*TASK DETAILS:* Check every line below for the word "true" and copy the ones that have it.

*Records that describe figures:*

--- start ---

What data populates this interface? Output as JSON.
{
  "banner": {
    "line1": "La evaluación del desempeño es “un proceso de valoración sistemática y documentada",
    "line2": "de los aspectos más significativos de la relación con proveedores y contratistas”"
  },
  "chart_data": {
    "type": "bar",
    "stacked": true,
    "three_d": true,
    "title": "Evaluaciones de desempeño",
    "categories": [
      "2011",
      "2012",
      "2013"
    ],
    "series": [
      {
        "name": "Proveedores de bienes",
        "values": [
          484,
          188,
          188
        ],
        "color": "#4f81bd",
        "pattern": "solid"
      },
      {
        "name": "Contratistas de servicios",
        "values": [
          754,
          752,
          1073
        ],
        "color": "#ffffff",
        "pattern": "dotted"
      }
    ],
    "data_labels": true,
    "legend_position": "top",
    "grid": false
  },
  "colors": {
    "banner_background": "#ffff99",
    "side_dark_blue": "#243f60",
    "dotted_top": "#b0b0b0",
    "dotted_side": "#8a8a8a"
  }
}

--- end ---
--- start ---

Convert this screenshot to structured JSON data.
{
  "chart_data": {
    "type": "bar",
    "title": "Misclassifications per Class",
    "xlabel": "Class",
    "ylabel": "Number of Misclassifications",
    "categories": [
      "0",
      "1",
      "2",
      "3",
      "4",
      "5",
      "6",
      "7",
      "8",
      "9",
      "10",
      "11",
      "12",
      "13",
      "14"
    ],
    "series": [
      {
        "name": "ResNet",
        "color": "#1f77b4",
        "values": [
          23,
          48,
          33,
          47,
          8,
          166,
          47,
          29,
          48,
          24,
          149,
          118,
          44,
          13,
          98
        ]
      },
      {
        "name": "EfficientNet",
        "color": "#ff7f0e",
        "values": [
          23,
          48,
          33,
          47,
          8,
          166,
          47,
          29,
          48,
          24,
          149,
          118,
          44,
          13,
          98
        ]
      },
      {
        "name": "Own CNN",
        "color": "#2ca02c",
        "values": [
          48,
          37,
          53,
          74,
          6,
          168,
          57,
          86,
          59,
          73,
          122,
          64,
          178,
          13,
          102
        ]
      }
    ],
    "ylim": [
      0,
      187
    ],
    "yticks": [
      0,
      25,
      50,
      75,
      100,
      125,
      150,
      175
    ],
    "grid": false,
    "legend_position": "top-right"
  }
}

--- end ---
--- start ---

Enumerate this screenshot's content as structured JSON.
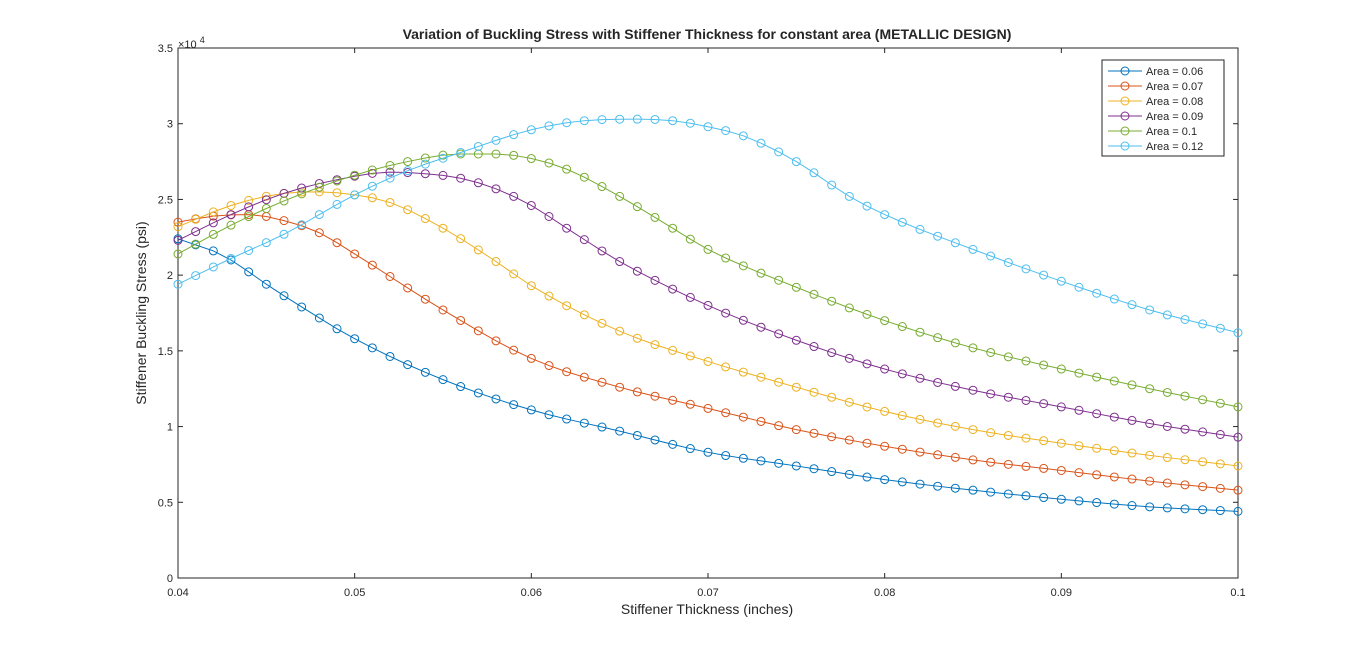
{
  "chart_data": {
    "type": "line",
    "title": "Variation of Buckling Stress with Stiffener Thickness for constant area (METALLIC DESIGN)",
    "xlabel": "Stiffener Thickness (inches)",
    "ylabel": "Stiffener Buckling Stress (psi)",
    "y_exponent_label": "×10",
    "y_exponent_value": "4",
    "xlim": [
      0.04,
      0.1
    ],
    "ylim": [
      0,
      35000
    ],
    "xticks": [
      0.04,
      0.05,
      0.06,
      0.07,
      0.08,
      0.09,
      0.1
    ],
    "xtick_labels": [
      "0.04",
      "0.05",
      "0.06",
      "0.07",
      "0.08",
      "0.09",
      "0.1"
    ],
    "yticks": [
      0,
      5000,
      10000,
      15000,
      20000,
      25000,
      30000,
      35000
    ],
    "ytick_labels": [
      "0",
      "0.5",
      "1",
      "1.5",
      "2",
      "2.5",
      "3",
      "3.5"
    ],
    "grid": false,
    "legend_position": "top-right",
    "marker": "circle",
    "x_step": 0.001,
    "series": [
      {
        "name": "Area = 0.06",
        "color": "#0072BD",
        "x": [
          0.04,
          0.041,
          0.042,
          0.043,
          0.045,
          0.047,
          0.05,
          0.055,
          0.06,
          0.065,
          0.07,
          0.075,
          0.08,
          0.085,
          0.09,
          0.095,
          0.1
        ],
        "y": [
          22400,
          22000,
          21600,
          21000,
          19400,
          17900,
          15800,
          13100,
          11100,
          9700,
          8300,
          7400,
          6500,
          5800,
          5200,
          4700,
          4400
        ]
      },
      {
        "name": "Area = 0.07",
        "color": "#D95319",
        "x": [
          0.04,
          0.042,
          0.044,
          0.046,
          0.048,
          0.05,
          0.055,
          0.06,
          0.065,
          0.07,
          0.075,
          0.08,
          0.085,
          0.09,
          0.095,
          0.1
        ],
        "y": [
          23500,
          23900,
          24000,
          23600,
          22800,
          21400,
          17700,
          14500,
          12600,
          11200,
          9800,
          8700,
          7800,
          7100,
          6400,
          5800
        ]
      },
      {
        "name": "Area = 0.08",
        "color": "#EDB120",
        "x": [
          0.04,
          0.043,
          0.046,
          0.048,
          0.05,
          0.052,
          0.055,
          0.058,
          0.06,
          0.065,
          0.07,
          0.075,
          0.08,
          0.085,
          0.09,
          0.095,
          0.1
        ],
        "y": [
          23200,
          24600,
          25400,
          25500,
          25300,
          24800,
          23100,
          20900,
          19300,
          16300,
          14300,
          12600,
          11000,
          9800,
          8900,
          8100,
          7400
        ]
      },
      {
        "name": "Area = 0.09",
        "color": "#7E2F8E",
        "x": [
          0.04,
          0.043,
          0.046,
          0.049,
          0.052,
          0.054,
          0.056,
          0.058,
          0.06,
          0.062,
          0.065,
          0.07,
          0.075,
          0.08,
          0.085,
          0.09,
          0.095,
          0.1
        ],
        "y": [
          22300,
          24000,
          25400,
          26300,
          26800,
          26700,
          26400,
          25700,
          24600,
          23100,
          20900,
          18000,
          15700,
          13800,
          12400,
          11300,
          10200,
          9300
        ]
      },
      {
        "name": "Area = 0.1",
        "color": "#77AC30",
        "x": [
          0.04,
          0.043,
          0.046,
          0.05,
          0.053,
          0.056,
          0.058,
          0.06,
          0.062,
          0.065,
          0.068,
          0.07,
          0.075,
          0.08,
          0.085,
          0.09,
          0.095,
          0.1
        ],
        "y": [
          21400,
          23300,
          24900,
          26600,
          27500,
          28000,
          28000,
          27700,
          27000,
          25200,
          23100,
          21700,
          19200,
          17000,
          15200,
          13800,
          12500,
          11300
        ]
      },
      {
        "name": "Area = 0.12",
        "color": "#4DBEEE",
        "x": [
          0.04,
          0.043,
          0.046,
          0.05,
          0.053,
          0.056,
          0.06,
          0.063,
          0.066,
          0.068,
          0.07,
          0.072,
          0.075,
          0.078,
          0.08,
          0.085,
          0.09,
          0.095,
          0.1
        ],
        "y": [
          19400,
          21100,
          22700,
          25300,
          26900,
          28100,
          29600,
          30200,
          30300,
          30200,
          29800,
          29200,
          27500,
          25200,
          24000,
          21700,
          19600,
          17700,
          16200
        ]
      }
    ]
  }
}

--- end ---

*RIGHT ANSWER:*
    "stacked": true,
    "three_d": true,
    "data_labels": true,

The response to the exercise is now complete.